§ OBJECTIVE
Find all lines in the records that include the word "grid", and copy them out.

[Data entries for graphics]
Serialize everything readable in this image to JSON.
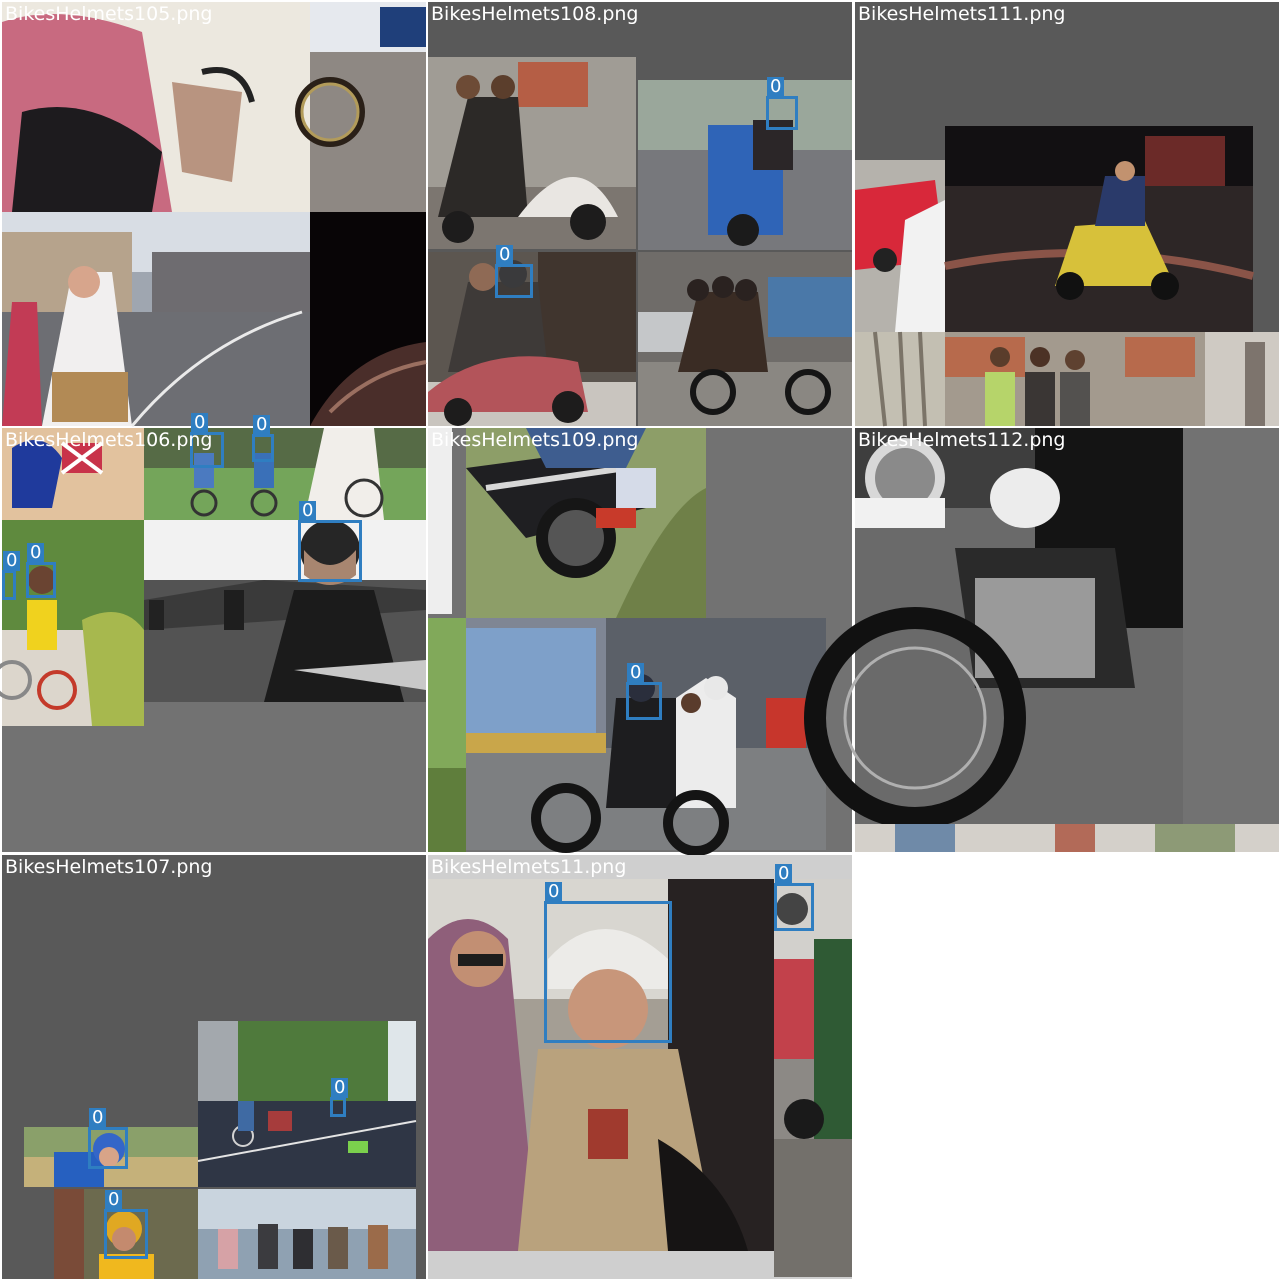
{
  "tiles": [
    {
      "id": "t105",
      "filename": "BikesHelmets105.png",
      "detections": []
    },
    {
      "id": "t108",
      "filename": "BikesHelmets108.png",
      "detections": [
        {
          "label": "0"
        },
        {
          "label": "0"
        }
      ]
    },
    {
      "id": "t111",
      "filename": "BikesHelmets111.png",
      "detections": []
    },
    {
      "id": "t106",
      "filename": "BikesHelmets106.png",
      "detections": [
        {
          "label": "0"
        },
        {
          "label": "0"
        },
        {
          "label": "0"
        },
        {
          "label": "0"
        },
        {
          "label": "0"
        }
      ]
    },
    {
      "id": "t109",
      "filename": "BikesHelmets109.png",
      "detections": [
        {
          "label": "0"
        }
      ]
    },
    {
      "id": "t112",
      "filename": "BikesHelmets112.png",
      "detections": []
    },
    {
      "id": "t107",
      "filename": "BikesHelmets107.png",
      "detections": [
        {
          "label": "0"
        },
        {
          "label": "0"
        },
        {
          "label": "0"
        }
      ]
    },
    {
      "id": "t11",
      "filename": "BikesHelmets11.png",
      "detections": [
        {
          "label": "0"
        },
        {
          "label": "0"
        }
      ]
    }
  ],
  "colors": {
    "box": "#2f7ec1",
    "padding_gray": "#727272",
    "dark_gray": "#595959",
    "background": "#ffffff"
  }
}
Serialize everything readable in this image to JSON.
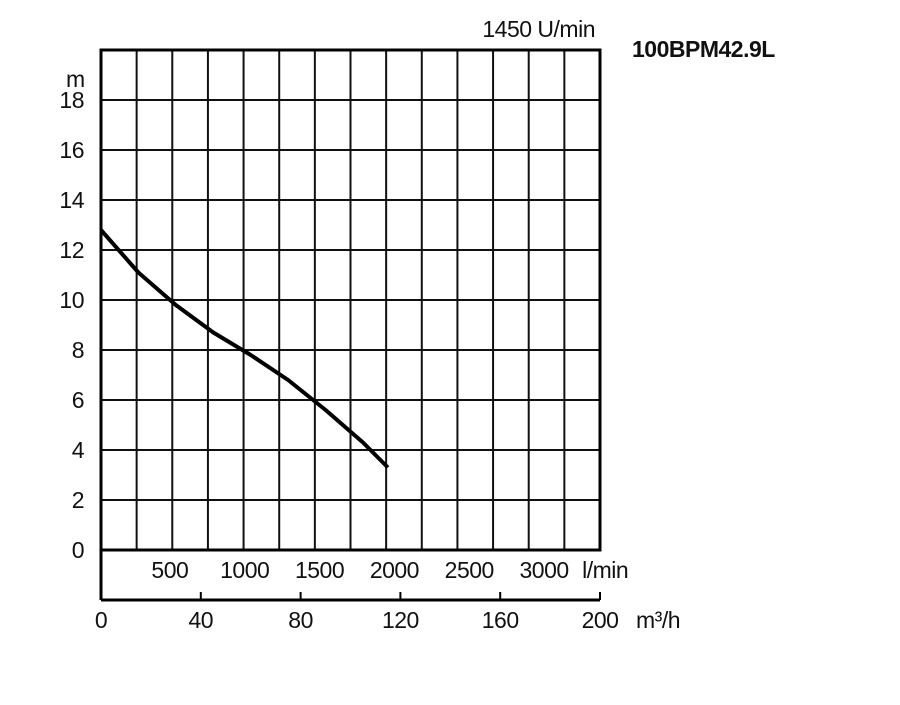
{
  "chart_data": {
    "type": "line",
    "title": "100BPM42.9L",
    "subtitle": "1450 U/min",
    "y_label": "m",
    "x_label": "m³/h",
    "x2_label": "l/min",
    "x": [
      0,
      15,
      30,
      45,
      60,
      75,
      90,
      105,
      115
    ],
    "values": [
      12.8,
      11.1,
      9.8,
      8.7,
      7.8,
      6.8,
      5.6,
      4.3,
      3.3
    ],
    "color": "#000000",
    "xlim": [
      0,
      200
    ],
    "xticks": [
      0,
      40,
      80,
      120,
      160,
      200
    ],
    "ylim": [
      0,
      20
    ],
    "yticks": [
      0,
      2,
      4,
      6,
      8,
      10,
      12,
      14,
      16,
      18
    ],
    "x2lim": [
      0,
      3333.33
    ],
    "x2ticks": [
      500,
      1000,
      1500,
      2000,
      2500,
      3000
    ],
    "grid": true
  }
}
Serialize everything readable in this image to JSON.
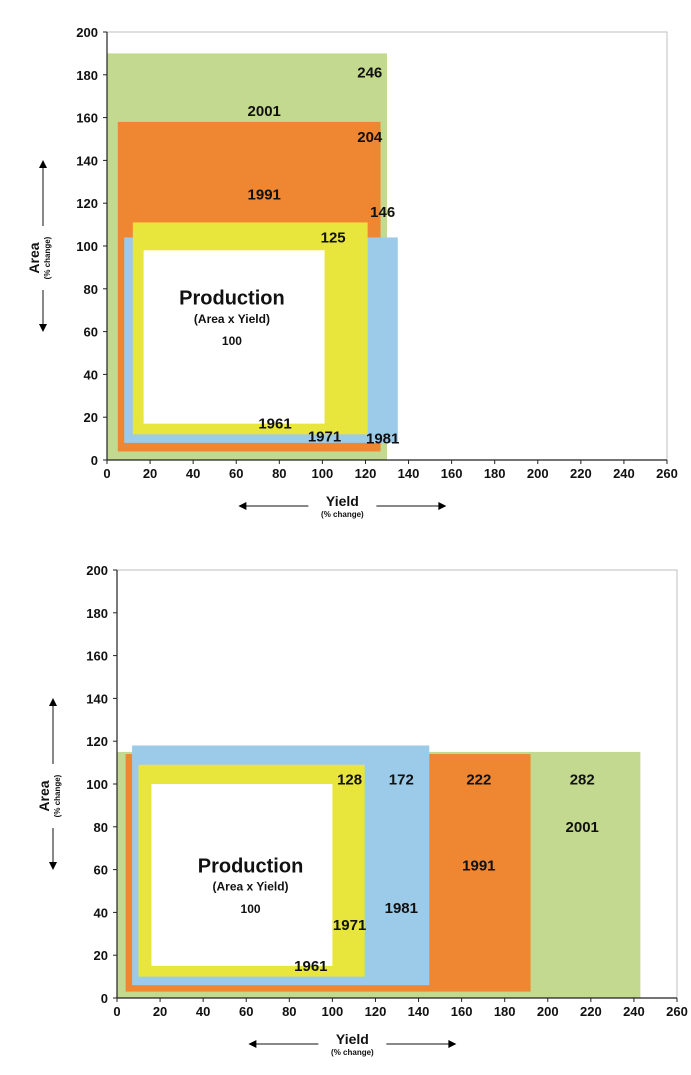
{
  "colors": {
    "c1961": "#ffffff",
    "c1971": "#e8e63c",
    "c1981": "#9ccbe9",
    "c1991": "#ef8632",
    "c2001": "#c3d98f",
    "grid": "#bfbfbf"
  },
  "chart_data": [
    {
      "type": "area-yield-rectangles",
      "xlabel": "Yield",
      "xlabel_sub": "(% change)",
      "ylabel": "Area",
      "ylabel_sub": "(% change)",
      "xlim": [
        0,
        260
      ],
      "ylim": [
        0,
        200
      ],
      "x_ticks": [
        "0",
        "20",
        "40",
        "60",
        "80",
        "100",
        "120",
        "140",
        "160",
        "180",
        "200",
        "220",
        "240",
        "260"
      ],
      "y_ticks": [
        "0",
        "20",
        "40",
        "60",
        "80",
        "100",
        "120",
        "140",
        "160",
        "180",
        "200"
      ],
      "center_title": "Production",
      "center_subtitle": "(Area x Yield)",
      "center_value": "100",
      "rects": [
        {
          "year": "2001",
          "production": "246",
          "x0": 0,
          "x1": 130,
          "y0": 0,
          "y1": 190,
          "color_key": "c2001"
        },
        {
          "year": "1991",
          "production": "204",
          "x0": 5,
          "x1": 127,
          "y0": 4,
          "y1": 158,
          "color_key": "c1991"
        },
        {
          "year": "1981",
          "production": "146",
          "x0": 8,
          "x1": 135,
          "y0": 8,
          "y1": 104,
          "color_key": "c1981"
        },
        {
          "year": "1971",
          "production": "125",
          "x0": 12,
          "x1": 121,
          "y0": 12,
          "y1": 111,
          "color_key": "c1971"
        },
        {
          "year": "1961",
          "production": "100",
          "x0": 17,
          "x1": 101,
          "y0": 17,
          "y1": 98,
          "color_key": "c1961"
        }
      ],
      "label_positions": {
        "2001": {
          "year": [
            73,
            163
          ],
          "value": [
            122,
            181
          ]
        },
        "1991": {
          "year": [
            73,
            124
          ],
          "value": [
            122,
            151
          ]
        },
        "1981": {
          "year": [
            128,
            10
          ],
          "value": [
            128,
            116
          ]
        },
        "1971": {
          "year": [
            101,
            11
          ],
          "value": [
            105,
            104
          ]
        },
        "1961": {
          "year": [
            78,
            17
          ]
        }
      },
      "center_pos": {
        "title": [
          58,
          76
        ],
        "subtitle": [
          58,
          66
        ],
        "value": [
          58,
          56
        ]
      }
    },
    {
      "type": "area-yield-rectangles",
      "xlabel": "Yield",
      "xlabel_sub": "(% change)",
      "ylabel": "Area",
      "ylabel_sub": "(% change)",
      "xlim": [
        0,
        260
      ],
      "ylim": [
        0,
        200
      ],
      "x_ticks": [
        "0",
        "20",
        "40",
        "60",
        "80",
        "100",
        "120",
        "140",
        "160",
        "180",
        "200",
        "220",
        "240",
        "260"
      ],
      "y_ticks": [
        "0",
        "20",
        "40",
        "60",
        "80",
        "100",
        "120",
        "140",
        "160",
        "180",
        "200"
      ],
      "center_title": "Production",
      "center_subtitle": "(Area x Yield)",
      "center_value": "100",
      "rects": [
        {
          "year": "2001",
          "production": "282",
          "x0": 0,
          "x1": 243,
          "y0": 0,
          "y1": 115,
          "color_key": "c2001"
        },
        {
          "year": "1991",
          "production": "222",
          "x0": 4,
          "x1": 192,
          "y0": 3,
          "y1": 114,
          "color_key": "c1991"
        },
        {
          "year": "1981",
          "production": "172",
          "x0": 7,
          "x1": 145,
          "y0": 6,
          "y1": 118,
          "color_key": "c1981"
        },
        {
          "year": "1971",
          "production": "128",
          "x0": 10,
          "x1": 115,
          "y0": 10,
          "y1": 109,
          "color_key": "c1971"
        },
        {
          "year": "1961",
          "production": "100",
          "x0": 16,
          "x1": 100,
          "y0": 15,
          "y1": 100,
          "color_key": "c1961"
        }
      ],
      "label_positions": {
        "2001": {
          "year": [
            216,
            80
          ],
          "value": [
            216,
            102
          ]
        },
        "1991": {
          "year": [
            168,
            62
          ],
          "value": [
            168,
            102
          ]
        },
        "1981": {
          "year": [
            132,
            42
          ],
          "value": [
            132,
            102
          ]
        },
        "1971": {
          "year": [
            108,
            34
          ],
          "value": [
            108,
            102
          ]
        },
        "1961": {
          "year": [
            90,
            15
          ]
        }
      },
      "center_pos": {
        "title": [
          62,
          62
        ],
        "subtitle": [
          62,
          52
        ],
        "value": [
          62,
          42
        ]
      }
    }
  ]
}
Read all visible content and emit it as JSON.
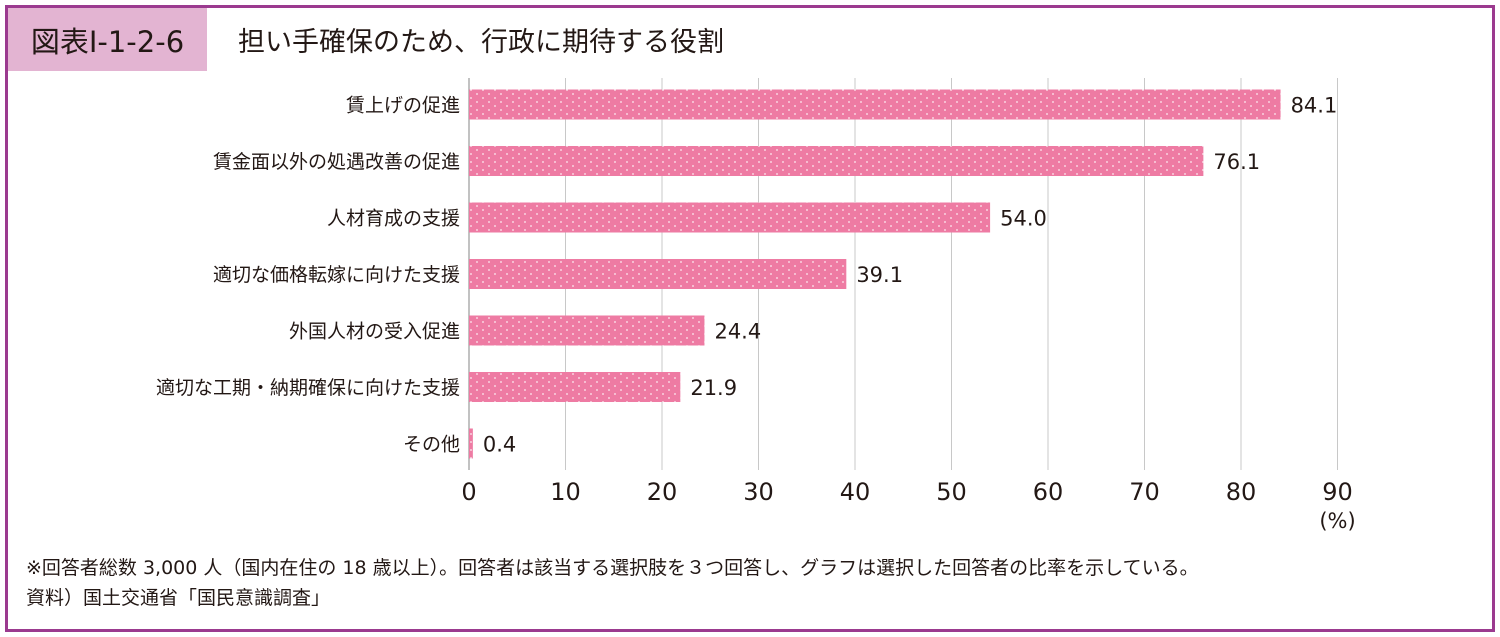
{
  "figure": {
    "badge": "図表Ⅰ-1-2-6",
    "title": "担い手確保のため、行政に期待する役割",
    "note": "※回答者総数 3,000 人（国内在住の 18 歳以上）。回答者は該当する選択肢を３つ回答し、グラフは選択した回答者の比率を示している。",
    "source": "資料）国土交通省「国民意識調査」"
  },
  "colors": {
    "border": "#9b3a8f",
    "badge": "#e3b4d2",
    "bar": "#ee7ba3",
    "grid": "#c8c8c8"
  },
  "chart_data": {
    "type": "bar",
    "orientation": "horizontal",
    "categories": [
      "賃上げの促進",
      "賃金面以外の処遇改善の促進",
      "人材育成の支援",
      "適切な価格転嫁に向けた支援",
      "外国人材の受入促進",
      "適切な工期・納期確保に向けた支援",
      "その他"
    ],
    "values": [
      84.1,
      76.1,
      54.0,
      39.1,
      24.4,
      21.9,
      0.4
    ],
    "value_labels": [
      "84.1",
      "76.1",
      "54.0",
      "39.1",
      "24.4",
      "21.9",
      "0.4"
    ],
    "x_ticks": [
      "0",
      "10",
      "20",
      "30",
      "40",
      "50",
      "60",
      "70",
      "80",
      "90"
    ],
    "xlim": [
      0,
      90
    ],
    "unit": "(%)",
    "grid": true
  }
}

§ ANSWER BELOW
    "grid": true
    "grid": "#bfbfbf"
    "grid": "#c8c8c8"
    "grid": true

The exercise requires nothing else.